— Task to complete —
Show every line where "Weight" occurs.
----------
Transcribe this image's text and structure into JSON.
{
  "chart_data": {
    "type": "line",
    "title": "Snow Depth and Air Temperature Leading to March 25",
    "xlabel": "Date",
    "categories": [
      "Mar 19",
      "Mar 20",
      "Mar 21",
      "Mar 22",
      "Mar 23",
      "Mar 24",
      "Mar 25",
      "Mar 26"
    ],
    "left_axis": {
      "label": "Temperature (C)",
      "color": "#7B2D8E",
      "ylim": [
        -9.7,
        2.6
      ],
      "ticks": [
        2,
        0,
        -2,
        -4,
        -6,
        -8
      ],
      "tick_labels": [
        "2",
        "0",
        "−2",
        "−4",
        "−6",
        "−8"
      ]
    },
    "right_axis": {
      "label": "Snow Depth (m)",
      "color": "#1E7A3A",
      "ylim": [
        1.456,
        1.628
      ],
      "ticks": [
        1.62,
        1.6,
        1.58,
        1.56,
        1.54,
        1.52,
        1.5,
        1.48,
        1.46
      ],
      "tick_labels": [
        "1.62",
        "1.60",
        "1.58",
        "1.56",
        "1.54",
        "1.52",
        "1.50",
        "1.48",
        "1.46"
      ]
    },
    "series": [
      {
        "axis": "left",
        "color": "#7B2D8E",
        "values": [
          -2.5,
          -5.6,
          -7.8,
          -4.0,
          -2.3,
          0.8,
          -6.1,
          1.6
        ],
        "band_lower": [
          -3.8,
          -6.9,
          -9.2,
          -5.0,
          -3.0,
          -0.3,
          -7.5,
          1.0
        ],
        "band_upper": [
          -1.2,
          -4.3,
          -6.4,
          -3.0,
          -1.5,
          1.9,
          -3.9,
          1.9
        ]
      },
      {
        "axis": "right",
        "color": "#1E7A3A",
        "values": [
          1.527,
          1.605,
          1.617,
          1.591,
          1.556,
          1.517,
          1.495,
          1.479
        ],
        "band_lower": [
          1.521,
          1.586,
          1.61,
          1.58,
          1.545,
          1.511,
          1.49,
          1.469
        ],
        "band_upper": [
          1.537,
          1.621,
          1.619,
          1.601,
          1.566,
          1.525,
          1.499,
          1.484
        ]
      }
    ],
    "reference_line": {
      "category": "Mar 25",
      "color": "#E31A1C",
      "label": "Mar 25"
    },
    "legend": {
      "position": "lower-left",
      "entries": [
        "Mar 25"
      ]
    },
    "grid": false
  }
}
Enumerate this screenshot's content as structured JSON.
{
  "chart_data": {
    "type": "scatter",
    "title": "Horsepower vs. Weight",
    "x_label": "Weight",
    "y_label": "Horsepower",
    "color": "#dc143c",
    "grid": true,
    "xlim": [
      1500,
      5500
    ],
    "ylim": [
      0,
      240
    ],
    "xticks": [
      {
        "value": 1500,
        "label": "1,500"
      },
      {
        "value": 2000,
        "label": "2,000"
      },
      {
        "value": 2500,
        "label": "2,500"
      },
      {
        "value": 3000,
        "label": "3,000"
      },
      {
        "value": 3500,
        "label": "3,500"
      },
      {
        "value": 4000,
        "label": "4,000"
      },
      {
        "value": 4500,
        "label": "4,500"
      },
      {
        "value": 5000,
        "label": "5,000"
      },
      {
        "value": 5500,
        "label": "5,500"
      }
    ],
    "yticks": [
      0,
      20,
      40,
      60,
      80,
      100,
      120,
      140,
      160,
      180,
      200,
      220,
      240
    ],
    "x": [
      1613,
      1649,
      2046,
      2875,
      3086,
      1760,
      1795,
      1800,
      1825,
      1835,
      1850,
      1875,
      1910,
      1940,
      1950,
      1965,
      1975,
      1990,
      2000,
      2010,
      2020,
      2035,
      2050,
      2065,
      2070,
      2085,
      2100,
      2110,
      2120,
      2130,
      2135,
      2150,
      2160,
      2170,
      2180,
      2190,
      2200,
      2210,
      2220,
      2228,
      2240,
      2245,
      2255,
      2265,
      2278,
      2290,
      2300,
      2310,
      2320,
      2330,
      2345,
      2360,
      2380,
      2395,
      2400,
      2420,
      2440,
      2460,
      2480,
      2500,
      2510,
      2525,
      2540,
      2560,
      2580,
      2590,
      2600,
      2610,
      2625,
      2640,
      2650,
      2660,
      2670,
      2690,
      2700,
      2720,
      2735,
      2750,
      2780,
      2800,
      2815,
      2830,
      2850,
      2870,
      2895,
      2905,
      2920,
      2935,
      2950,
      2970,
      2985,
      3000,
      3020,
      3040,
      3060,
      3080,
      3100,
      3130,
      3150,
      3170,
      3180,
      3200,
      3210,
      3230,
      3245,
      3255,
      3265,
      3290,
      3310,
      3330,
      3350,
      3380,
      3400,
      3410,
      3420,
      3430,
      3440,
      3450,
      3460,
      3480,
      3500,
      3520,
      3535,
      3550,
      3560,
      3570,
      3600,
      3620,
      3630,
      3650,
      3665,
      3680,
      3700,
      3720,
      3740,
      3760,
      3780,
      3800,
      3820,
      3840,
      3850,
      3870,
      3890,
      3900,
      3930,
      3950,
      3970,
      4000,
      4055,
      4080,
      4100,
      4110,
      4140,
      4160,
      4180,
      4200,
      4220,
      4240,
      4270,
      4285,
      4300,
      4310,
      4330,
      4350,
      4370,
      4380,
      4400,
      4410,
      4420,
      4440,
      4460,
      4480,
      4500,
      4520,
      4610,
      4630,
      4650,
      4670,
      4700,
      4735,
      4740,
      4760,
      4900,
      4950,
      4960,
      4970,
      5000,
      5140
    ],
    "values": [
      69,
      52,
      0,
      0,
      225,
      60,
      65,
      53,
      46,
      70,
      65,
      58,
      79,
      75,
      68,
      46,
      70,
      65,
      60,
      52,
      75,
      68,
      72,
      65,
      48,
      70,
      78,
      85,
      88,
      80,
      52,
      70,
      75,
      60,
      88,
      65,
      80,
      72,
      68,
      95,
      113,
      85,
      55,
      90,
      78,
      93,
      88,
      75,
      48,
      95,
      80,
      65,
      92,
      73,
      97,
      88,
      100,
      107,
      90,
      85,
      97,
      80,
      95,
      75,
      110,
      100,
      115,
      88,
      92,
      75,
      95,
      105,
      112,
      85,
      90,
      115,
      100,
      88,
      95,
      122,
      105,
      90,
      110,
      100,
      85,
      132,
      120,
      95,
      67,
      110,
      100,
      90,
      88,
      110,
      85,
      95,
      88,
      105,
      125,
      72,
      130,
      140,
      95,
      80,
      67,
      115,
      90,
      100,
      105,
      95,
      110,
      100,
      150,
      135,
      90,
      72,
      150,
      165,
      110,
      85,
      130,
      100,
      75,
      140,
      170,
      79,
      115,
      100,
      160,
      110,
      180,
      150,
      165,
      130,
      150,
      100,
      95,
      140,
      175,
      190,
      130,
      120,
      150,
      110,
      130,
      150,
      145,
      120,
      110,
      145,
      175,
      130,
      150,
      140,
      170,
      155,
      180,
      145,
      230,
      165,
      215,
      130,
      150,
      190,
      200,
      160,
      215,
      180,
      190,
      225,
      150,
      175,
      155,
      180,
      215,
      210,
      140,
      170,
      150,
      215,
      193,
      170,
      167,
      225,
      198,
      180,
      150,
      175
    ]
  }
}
----------
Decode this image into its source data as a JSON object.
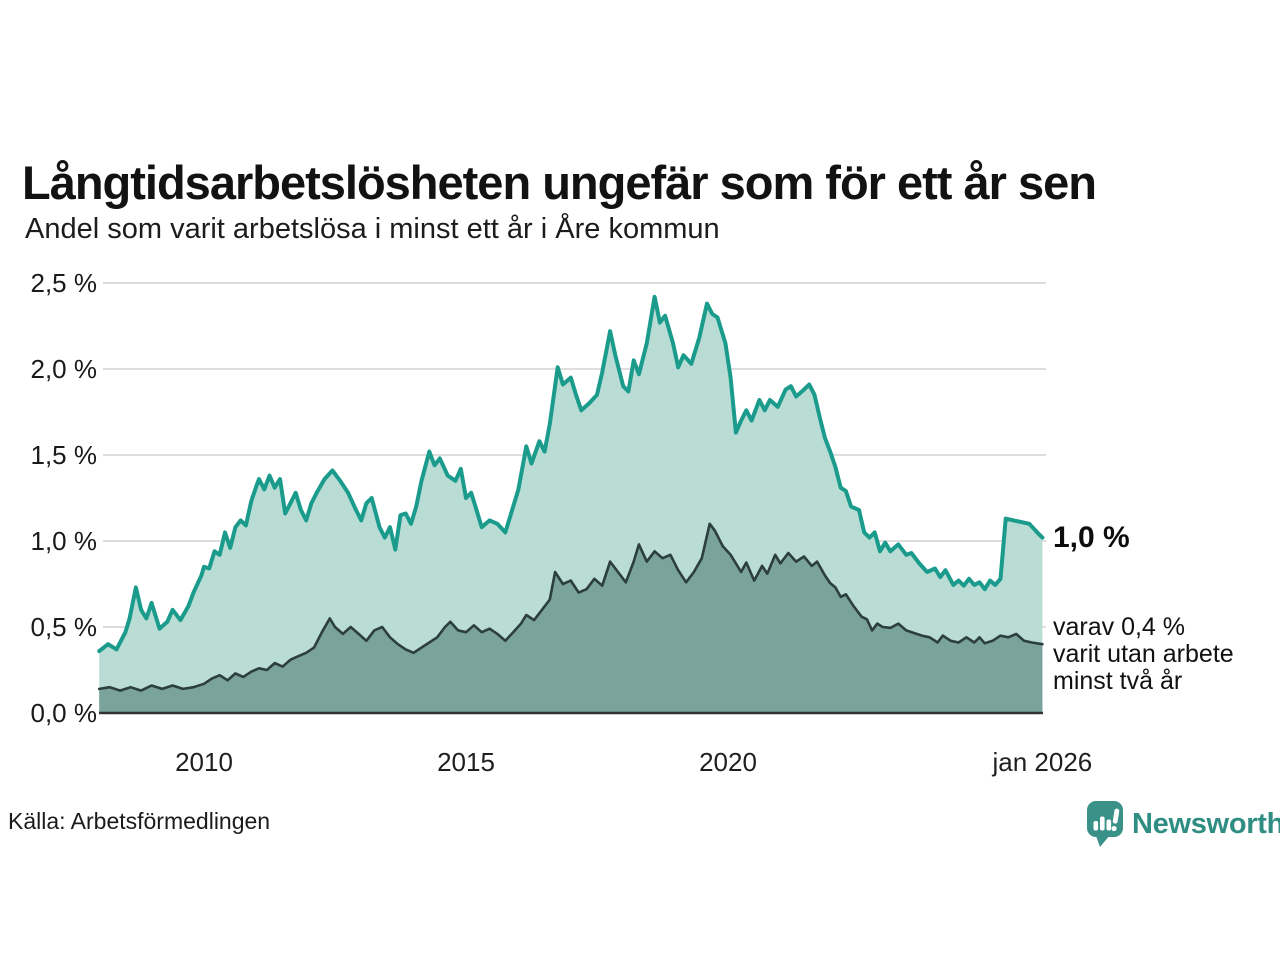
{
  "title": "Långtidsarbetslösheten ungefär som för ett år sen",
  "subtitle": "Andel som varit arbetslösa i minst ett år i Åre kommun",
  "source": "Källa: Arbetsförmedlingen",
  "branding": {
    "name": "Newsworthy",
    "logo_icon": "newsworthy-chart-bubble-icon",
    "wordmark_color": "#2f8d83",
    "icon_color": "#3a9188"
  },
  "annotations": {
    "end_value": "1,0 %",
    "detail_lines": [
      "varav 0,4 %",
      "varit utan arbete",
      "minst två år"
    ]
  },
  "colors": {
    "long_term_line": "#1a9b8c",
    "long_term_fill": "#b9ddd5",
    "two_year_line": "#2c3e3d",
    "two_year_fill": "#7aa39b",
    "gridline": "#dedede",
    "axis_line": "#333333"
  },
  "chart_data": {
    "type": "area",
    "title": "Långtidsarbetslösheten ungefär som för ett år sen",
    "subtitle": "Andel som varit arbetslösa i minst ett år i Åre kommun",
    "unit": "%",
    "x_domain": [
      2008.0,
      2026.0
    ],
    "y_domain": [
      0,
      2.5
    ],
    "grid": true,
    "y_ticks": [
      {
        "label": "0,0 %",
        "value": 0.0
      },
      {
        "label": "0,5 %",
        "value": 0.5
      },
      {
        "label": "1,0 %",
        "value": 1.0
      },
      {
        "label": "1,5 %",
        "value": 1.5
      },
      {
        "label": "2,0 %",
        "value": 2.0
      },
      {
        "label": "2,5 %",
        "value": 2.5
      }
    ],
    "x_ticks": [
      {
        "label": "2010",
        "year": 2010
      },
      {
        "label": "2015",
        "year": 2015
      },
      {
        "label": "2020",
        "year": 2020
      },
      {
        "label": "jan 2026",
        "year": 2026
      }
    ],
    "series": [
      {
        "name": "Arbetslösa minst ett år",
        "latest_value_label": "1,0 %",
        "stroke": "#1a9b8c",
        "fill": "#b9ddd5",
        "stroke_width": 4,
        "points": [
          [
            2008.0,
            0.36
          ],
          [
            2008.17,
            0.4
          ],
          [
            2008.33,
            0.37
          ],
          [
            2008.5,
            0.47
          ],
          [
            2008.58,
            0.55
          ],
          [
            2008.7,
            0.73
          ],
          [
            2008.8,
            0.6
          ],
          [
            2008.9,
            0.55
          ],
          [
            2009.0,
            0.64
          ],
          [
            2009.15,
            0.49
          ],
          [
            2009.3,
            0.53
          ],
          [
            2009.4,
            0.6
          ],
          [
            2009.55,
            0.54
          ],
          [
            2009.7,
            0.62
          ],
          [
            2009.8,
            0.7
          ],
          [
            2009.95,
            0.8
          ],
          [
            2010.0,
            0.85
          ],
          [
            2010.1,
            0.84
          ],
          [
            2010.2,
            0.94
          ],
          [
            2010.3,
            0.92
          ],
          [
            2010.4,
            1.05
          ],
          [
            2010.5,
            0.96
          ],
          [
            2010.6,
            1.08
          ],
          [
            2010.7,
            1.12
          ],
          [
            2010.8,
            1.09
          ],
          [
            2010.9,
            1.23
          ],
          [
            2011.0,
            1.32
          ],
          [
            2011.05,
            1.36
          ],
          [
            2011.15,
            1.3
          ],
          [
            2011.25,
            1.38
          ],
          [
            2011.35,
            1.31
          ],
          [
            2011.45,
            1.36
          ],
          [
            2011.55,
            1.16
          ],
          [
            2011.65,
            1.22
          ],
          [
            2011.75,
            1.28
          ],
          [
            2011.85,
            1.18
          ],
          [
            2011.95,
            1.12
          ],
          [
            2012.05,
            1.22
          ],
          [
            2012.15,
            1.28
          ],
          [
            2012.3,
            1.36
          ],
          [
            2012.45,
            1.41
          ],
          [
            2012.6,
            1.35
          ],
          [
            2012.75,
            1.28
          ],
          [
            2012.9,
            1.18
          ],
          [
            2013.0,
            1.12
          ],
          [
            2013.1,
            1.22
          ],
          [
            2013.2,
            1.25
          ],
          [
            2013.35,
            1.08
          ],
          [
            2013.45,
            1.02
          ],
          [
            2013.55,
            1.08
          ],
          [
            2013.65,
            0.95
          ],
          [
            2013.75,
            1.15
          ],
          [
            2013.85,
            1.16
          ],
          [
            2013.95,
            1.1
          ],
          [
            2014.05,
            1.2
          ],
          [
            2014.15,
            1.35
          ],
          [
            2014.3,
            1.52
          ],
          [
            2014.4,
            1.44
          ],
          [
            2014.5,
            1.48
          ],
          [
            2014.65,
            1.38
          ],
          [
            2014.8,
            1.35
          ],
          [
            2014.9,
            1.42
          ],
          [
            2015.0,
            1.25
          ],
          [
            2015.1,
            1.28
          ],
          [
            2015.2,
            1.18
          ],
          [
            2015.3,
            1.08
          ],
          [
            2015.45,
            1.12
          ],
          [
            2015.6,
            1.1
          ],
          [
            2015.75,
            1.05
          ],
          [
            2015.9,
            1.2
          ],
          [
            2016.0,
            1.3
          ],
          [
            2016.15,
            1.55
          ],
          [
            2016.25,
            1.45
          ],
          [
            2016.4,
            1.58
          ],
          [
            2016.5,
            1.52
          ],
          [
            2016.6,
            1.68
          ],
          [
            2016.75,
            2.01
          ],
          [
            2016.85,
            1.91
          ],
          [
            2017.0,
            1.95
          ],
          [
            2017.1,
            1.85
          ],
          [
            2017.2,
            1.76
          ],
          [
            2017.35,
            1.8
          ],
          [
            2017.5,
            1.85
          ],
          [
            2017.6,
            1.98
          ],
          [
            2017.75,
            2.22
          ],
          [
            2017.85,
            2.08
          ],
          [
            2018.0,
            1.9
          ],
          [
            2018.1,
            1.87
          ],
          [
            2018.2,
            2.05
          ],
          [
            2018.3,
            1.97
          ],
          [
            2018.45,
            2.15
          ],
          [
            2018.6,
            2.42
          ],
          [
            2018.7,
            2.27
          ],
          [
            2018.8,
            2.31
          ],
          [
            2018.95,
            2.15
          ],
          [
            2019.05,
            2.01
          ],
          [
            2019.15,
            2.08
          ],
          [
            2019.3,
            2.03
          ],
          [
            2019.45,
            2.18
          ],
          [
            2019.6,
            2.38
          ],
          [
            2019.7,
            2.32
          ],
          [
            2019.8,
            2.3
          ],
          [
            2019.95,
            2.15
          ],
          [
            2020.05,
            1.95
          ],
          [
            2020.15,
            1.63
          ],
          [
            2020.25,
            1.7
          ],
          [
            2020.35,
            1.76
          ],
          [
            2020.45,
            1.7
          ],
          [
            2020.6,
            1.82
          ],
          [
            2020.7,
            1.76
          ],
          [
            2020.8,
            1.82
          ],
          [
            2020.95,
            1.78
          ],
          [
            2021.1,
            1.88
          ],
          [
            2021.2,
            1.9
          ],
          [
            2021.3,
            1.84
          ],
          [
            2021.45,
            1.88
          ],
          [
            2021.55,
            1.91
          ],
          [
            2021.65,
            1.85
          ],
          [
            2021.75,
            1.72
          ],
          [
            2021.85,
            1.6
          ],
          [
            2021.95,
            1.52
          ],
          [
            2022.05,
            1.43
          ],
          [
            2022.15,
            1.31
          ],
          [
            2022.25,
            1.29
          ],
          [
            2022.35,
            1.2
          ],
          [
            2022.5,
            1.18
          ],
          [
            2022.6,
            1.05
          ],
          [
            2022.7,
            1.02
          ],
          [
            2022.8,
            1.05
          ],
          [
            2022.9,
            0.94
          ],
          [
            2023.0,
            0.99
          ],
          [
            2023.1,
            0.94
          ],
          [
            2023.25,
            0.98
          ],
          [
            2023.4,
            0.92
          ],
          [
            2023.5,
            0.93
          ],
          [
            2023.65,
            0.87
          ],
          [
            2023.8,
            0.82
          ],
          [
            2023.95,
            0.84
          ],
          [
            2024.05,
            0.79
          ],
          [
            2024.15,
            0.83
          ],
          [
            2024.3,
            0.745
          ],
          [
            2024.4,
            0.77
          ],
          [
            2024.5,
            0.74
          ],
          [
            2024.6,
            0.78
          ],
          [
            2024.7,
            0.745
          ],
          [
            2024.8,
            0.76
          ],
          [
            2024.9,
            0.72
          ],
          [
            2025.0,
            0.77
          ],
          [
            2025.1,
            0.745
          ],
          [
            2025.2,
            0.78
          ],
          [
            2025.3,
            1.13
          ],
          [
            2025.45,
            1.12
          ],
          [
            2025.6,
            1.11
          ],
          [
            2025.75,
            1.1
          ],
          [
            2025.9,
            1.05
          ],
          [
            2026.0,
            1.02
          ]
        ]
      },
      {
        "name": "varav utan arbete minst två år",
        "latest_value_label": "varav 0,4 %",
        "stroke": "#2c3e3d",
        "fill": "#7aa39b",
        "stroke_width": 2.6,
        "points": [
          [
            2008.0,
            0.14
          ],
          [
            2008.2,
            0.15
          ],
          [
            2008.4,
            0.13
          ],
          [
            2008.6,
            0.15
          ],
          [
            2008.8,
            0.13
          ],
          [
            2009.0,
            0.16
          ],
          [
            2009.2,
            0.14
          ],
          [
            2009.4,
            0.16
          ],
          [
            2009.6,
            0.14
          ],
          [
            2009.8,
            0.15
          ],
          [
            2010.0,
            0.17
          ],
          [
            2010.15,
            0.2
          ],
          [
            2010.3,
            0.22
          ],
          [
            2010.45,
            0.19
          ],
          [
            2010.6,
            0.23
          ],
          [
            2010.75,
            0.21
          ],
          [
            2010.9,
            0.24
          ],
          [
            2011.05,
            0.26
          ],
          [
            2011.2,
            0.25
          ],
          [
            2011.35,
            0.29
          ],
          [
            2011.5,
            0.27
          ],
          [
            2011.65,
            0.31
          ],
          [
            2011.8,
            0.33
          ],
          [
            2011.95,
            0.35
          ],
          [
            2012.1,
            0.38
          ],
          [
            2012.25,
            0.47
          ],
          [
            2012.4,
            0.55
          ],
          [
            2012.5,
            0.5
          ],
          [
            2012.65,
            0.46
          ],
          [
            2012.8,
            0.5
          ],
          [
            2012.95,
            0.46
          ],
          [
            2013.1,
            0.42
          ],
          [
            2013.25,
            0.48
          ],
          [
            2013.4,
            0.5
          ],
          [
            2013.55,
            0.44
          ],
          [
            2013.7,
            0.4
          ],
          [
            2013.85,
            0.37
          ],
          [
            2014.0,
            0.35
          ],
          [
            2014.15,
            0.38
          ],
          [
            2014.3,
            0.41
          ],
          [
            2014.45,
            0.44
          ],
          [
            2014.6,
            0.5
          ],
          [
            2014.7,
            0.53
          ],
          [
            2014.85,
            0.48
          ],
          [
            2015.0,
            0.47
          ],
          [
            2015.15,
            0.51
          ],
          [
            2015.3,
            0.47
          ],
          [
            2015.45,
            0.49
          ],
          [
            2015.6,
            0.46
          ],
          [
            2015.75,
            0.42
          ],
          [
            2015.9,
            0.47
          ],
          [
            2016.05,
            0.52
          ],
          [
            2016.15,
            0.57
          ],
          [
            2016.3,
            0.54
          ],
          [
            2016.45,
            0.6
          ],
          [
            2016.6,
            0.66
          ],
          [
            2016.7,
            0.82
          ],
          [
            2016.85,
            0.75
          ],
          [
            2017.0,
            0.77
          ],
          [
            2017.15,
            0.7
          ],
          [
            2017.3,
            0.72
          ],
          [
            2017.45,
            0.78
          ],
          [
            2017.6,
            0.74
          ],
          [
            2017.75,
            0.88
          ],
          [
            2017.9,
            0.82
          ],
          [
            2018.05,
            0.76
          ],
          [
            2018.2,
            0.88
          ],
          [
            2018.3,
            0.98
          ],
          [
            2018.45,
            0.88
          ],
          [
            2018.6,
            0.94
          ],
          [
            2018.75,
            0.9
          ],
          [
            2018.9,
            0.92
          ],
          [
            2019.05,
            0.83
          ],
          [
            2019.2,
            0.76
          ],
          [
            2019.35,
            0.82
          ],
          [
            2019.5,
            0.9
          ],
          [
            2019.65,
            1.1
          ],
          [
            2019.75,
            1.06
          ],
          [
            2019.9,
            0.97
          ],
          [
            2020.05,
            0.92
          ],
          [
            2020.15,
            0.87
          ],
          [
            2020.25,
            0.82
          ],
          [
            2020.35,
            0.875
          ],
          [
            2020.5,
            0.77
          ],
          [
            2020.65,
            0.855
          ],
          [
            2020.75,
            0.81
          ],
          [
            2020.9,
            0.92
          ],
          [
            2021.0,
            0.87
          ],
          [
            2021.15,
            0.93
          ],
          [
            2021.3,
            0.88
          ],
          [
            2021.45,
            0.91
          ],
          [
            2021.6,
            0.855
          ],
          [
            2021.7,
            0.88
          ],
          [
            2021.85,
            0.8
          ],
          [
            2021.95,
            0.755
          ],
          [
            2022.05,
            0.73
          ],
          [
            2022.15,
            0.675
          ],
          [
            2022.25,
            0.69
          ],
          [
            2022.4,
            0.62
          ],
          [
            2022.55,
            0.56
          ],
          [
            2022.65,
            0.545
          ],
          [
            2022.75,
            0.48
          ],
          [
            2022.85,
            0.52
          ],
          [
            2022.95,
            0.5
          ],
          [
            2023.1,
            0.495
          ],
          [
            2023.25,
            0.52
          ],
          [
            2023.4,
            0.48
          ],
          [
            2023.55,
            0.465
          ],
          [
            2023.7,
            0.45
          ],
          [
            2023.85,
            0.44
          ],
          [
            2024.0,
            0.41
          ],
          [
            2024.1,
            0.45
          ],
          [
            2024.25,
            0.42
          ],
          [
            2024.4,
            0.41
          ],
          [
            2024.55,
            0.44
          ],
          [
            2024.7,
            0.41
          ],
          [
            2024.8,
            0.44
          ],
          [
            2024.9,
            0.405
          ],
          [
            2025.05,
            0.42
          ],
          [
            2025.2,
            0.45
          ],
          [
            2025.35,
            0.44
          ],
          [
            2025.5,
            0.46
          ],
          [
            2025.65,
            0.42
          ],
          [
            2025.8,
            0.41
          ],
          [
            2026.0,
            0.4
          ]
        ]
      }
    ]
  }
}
----------
— Result of the exercise —
    "title": "Horsepower vs. Weight",
    "x_label": "Weight",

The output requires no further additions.